(Figure content listings)
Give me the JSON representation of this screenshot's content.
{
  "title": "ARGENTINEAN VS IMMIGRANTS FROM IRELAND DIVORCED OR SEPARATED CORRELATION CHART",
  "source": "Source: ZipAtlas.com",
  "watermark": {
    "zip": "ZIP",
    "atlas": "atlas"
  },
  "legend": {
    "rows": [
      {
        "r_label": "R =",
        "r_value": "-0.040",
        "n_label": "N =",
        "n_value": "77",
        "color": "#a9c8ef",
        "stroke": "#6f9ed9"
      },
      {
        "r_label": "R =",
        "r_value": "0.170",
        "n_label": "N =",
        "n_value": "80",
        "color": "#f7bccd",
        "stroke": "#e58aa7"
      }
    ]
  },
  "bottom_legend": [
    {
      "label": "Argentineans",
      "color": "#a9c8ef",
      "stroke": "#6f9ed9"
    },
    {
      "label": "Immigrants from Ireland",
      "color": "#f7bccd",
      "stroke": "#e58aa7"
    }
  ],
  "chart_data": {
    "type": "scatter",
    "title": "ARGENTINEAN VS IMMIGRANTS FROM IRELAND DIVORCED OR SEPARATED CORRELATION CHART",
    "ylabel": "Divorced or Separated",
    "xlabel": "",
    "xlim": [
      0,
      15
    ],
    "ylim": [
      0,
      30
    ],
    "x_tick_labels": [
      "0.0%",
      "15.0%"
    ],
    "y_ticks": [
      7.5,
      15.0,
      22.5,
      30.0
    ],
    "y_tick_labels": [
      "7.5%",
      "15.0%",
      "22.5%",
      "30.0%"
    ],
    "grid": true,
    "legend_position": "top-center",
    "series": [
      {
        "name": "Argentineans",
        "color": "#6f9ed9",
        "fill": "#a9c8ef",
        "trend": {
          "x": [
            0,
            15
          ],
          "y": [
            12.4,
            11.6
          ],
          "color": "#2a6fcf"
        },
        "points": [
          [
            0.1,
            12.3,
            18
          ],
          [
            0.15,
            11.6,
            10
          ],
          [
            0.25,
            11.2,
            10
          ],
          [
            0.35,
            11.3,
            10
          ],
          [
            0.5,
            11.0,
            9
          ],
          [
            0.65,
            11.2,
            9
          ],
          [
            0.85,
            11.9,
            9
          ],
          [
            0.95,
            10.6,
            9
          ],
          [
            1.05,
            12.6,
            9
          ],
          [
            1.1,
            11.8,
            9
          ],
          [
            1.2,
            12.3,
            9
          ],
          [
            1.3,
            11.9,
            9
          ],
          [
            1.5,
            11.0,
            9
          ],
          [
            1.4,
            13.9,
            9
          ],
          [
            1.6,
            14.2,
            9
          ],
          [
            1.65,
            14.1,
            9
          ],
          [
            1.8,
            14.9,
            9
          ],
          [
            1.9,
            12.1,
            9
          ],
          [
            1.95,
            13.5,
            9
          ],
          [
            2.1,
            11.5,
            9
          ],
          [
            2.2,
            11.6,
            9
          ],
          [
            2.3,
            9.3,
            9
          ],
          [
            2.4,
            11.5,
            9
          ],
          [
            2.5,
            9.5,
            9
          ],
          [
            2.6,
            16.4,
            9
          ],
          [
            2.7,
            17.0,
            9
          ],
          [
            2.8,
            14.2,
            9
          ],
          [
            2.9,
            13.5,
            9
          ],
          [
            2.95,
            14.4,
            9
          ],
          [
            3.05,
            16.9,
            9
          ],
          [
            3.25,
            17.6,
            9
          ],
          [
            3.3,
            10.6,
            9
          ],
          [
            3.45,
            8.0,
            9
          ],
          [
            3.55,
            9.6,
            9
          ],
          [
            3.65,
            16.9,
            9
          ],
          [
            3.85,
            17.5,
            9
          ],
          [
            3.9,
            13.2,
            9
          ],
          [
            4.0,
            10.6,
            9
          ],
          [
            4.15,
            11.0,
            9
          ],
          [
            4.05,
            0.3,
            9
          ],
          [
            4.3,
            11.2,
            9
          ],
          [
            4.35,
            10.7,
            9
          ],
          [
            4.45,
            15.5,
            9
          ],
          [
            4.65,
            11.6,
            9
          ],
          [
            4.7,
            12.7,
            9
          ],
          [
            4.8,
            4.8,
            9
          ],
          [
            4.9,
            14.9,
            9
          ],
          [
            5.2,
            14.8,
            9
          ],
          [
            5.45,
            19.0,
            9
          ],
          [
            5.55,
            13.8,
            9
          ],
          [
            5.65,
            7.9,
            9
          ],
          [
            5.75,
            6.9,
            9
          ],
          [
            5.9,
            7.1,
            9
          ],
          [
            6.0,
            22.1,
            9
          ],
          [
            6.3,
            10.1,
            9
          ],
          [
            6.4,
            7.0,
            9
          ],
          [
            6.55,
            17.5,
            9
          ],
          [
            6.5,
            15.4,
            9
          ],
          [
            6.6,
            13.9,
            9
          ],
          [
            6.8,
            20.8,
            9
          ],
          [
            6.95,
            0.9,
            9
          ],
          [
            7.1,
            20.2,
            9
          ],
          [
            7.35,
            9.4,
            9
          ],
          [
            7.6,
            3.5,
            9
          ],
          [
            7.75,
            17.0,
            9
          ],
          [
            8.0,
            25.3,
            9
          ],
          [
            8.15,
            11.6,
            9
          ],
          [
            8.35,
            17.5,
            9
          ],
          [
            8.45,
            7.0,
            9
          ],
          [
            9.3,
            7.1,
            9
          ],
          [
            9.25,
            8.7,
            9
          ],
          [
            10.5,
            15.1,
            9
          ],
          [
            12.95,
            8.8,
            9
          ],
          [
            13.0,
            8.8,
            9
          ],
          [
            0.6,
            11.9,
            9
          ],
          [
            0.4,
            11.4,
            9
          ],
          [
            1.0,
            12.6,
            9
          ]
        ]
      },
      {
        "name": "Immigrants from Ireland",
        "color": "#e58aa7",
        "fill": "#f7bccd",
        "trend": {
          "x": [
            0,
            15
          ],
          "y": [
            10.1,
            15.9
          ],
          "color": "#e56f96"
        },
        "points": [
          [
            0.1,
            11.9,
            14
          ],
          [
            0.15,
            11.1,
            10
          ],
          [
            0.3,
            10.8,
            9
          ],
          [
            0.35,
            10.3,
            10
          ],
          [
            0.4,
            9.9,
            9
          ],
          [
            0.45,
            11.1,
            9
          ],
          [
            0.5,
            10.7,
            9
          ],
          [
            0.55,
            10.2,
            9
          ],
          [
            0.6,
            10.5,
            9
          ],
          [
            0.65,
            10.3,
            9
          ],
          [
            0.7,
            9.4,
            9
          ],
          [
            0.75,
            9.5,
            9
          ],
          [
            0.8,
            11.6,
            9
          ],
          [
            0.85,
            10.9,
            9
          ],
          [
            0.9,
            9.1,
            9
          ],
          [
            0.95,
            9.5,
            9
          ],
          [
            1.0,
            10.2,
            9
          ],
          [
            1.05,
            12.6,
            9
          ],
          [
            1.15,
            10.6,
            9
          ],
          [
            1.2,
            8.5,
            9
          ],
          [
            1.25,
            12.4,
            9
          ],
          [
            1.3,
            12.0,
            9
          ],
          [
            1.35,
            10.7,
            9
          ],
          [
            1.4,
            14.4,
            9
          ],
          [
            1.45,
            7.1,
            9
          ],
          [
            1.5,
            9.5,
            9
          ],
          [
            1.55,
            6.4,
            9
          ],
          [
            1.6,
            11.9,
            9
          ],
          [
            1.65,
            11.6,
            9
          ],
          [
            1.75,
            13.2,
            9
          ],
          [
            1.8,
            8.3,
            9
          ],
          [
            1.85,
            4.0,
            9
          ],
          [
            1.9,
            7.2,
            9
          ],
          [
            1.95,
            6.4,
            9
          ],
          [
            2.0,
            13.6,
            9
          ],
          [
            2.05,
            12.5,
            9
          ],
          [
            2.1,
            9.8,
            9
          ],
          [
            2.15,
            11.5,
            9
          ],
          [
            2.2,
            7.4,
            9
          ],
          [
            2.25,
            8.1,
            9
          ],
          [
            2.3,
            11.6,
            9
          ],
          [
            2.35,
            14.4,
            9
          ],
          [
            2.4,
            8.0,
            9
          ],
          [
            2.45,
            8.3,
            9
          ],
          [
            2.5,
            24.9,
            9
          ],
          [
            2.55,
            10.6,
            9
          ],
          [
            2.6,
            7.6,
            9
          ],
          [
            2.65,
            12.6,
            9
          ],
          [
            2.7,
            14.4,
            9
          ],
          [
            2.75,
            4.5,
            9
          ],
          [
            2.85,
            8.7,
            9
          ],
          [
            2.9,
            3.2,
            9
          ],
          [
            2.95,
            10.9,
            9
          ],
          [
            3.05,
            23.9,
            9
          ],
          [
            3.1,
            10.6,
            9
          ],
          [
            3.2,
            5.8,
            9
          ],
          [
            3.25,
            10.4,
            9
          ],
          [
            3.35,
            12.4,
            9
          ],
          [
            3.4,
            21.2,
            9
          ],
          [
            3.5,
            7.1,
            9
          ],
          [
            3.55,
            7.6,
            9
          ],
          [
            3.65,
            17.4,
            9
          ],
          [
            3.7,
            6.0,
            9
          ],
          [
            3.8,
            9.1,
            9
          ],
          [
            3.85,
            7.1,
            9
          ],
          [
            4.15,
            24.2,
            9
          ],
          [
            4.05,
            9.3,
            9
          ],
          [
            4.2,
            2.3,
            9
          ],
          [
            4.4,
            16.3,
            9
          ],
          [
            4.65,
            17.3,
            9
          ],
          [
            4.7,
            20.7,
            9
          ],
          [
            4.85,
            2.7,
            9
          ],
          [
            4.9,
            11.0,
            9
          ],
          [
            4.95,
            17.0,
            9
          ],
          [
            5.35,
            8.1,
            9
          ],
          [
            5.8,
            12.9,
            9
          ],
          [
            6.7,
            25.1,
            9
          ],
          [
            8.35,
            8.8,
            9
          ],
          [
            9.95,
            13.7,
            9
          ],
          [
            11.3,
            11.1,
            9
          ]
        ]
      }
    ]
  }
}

#### [TO DO]
Look through the entries above; copy each line where the string "CORRELATION" appears.

#### [OUTPUT OF THE EXERCISE]
  "title": "ARGENTINEAN VS IMMIGRANTS FROM IRELAND DIVORCED OR SEPARATED CORRELATION CHART",
    "title": "ARGENTINEAN VS IMMIGRANTS FROM IRELAND DIVORCED OR SEPARATED CORRELATION CHART",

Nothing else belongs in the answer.